→ **REQUIRED WORK**: Please lay out the listing below as a Markdown table with the columns No. and Entry, giving each line its own numbered row and leaving out any blank lines.
----- ITEMS -----
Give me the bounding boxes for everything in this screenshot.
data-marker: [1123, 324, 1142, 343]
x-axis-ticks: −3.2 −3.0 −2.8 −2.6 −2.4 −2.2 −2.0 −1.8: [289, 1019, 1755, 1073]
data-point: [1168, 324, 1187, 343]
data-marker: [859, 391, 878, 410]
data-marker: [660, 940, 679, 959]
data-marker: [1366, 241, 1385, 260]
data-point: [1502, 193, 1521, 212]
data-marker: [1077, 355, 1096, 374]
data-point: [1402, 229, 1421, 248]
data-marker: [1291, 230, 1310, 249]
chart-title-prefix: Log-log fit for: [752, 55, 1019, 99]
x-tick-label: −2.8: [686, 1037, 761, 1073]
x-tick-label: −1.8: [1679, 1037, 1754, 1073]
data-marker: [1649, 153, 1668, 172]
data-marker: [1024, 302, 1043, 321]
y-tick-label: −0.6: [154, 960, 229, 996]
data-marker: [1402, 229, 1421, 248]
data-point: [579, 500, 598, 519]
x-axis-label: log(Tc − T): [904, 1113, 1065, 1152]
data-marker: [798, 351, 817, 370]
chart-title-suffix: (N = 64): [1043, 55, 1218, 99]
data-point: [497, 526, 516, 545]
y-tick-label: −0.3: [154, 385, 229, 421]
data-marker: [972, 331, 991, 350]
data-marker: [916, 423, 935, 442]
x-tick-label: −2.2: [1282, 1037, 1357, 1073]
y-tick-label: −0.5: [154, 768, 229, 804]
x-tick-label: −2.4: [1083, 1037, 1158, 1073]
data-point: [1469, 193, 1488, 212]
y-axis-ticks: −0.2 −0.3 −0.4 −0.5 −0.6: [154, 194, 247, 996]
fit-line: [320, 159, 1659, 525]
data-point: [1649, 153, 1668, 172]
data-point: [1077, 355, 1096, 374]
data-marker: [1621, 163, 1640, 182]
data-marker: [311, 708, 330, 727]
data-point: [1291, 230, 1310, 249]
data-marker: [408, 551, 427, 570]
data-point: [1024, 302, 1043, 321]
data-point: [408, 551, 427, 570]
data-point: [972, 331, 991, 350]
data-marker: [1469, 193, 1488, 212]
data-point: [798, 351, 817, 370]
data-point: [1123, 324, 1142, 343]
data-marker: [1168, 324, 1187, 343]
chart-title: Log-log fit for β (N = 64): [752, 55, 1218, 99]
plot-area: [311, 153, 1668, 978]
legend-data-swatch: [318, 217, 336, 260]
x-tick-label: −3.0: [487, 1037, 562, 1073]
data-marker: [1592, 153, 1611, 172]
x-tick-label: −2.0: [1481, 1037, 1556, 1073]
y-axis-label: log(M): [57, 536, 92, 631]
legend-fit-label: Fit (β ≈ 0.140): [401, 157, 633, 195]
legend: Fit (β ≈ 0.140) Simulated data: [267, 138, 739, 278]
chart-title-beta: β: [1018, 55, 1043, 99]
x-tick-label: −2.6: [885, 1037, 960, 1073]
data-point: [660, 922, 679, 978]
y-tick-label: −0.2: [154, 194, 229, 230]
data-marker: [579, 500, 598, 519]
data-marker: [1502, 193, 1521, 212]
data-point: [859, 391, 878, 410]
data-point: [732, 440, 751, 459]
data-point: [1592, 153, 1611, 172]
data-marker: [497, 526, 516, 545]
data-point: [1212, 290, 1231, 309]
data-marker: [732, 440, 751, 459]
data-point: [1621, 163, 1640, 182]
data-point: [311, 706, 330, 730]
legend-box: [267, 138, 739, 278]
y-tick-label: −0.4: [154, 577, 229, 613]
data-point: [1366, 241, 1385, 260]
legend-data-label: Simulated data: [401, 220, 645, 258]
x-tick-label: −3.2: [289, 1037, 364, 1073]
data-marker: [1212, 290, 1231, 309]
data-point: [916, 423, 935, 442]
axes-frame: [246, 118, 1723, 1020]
-----
→ **EXERCISE ANSWER**:
| No. | Entry |
|---|---|
| 1 | Give me the bounding boxes for everything in this screenshot. |
| 2 | data-marker: [1123, 324, 1142, 343] |
| 3 | x-axis-ticks: −3.2 −3.0 −2.8 −2.6 −2.4 −2.2 −2.0 −1.8: [289, 1019, 1755, 1073] |
| 4 | data-point: [1168, 324, 1187, 343] |
| 5 | data-marker: [859, 391, 878, 410] |
| 6 | data-marker: [660, 940, 679, 959] |
| 7 | data-marker: [1366, 241, 1385, 260] |
| 8 | data-point: [1502, 193, 1521, 212] |
| 9 | data-marker: [1077, 355, 1096, 374] |
| 10 | data-point: [1402, 229, 1421, 248] |
| 11 | data-marker: [1291, 230, 1310, 249] |
| 12 | chart-title-prefix: Log-log fit for: [752, 55, 1019, 99] |
| 13 | x-tick-label: −2.8: [686, 1037, 761, 1073] |
| 14 | x-tick-label: −1.8: [1679, 1037, 1754, 1073] |
| 15 | data-marker: [1649, 153, 1668, 172] |
| 16 | data-marker: [1024, 302, 1043, 321] |
| 17 | y-tick-label: −0.6: [154, 960, 229, 996] |
| 18 | data-marker: [1402, 229, 1421, 248] |
| 19 | data-point: [579, 500, 598, 519] |
| 20 | x-axis-label: log(Tc − T): [904, 1113, 1065, 1152] |
| 21 | data-marker: [798, 351, 817, 370] |
| 22 | chart-title-suffix: (N = 64): [1043, 55, 1218, 99] |
| 23 | data-point: [497, 526, 516, 545] |
| 24 | y-tick-label: −0.3: [154, 385, 229, 421] |
| 25 | data-marker: [972, 331, 991, 350] |
| 26 | data-marker: [916, 423, 935, 442] |
| 27 | x-tick-label: −2.2: [1282, 1037, 1357, 1073] |
| 28 | y-tick-label: −0.5: [154, 768, 229, 804] |
| 29 | x-tick-label: −2.4: [1083, 1037, 1158, 1073] |
| 30 | data-point: [1469, 193, 1488, 212] |
| 31 | y-axis-ticks: −0.2 −0.3 −0.4 −0.5 −0.6: [154, 194, 247, 996] |
| 32 | fit-line: [320, 159, 1659, 525] |
| 33 | data-point: [1649, 153, 1668, 172] |
| 34 | data-point: [1077, 355, 1096, 374] |
| 35 | data-marker: [1621, 163, 1640, 182] |
| 36 | data-marker: [311, 708, 330, 727] |
| 37 | data-point: [1291, 230, 1310, 249] |
| 38 | data-marker: [408, 551, 427, 570] |
| 39 | data-point: [1024, 302, 1043, 321] |
| 40 | data-point: [408, 551, 427, 570] |
| 41 | data-point: [972, 331, 991, 350] |
| 42 | data-marker: [1469, 193, 1488, 212] |
| 43 | data-point: [798, 351, 817, 370] |
| 44 | data-point: [1123, 324, 1142, 343] |
| 45 | data-marker: [1168, 324, 1187, 343] |
| 46 | chart-title: Log-log fit for β (N = 64): [752, 55, 1218, 99] |
| 47 | plot-area: [311, 153, 1668, 978] |
| 48 | legend-data-swatch: [318, 217, 336, 260] |
| 49 | x-tick-label: −3.0: [487, 1037, 562, 1073] |
| 50 | data-marker: [1592, 153, 1611, 172] |
| 51 | x-tick-label: −2.0: [1481, 1037, 1556, 1073] |
| 52 | y-axis-label: log(M): [57, 536, 92, 631] |
| 53 | legend-fit-label: Fit (β ≈ 0.140): [401, 157, 633, 195] |
| 54 | legend: Fit (β ≈ 0.140) Simulated data: [267, 138, 739, 278] |
| 55 | chart-title-beta: β: [1018, 55, 1043, 99] |
| 56 | x-tick-label: −2.6: [885, 1037, 960, 1073] |
| 57 | data-point: [660, 922, 679, 978] |
| 58 | y-tick-label: −0.2: [154, 194, 229, 230] |
| 59 | data-marker: [579, 500, 598, 519] |
| 60 | data-marker: [1502, 193, 1521, 212] |
| 61 | data-point: [859, 391, 878, 410] |
| 62 | data-point: [732, 440, 751, 459] |
| 63 | data-point: [1592, 153, 1611, 172] |
| 64 | data-marker: [497, 526, 516, 545] |
| 65 | data-point: [1212, 290, 1231, 309] |
| 66 | data-marker: [732, 440, 751, 459] |
| 67 | data-point: [1621, 163, 1640, 182] |
| 68 | data-point: [311, 706, 330, 730] |
| 69 | legend-box: [267, 138, 739, 278] |
| 70 | y-tick-label: −0.4: [154, 577, 229, 613] |
| 71 | data-point: [1366, 241, 1385, 260] |
| 72 | legend-data-label: Simulated data: [401, 220, 645, 258] |
| 73 | x-tick-label: −3.2: [289, 1037, 364, 1073] |
| 74 | data-marker: [1212, 290, 1231, 309] |
| 75 | data-point: [916, 423, 935, 442] |
| 76 | axes-frame: [246, 118, 1723, 1020] |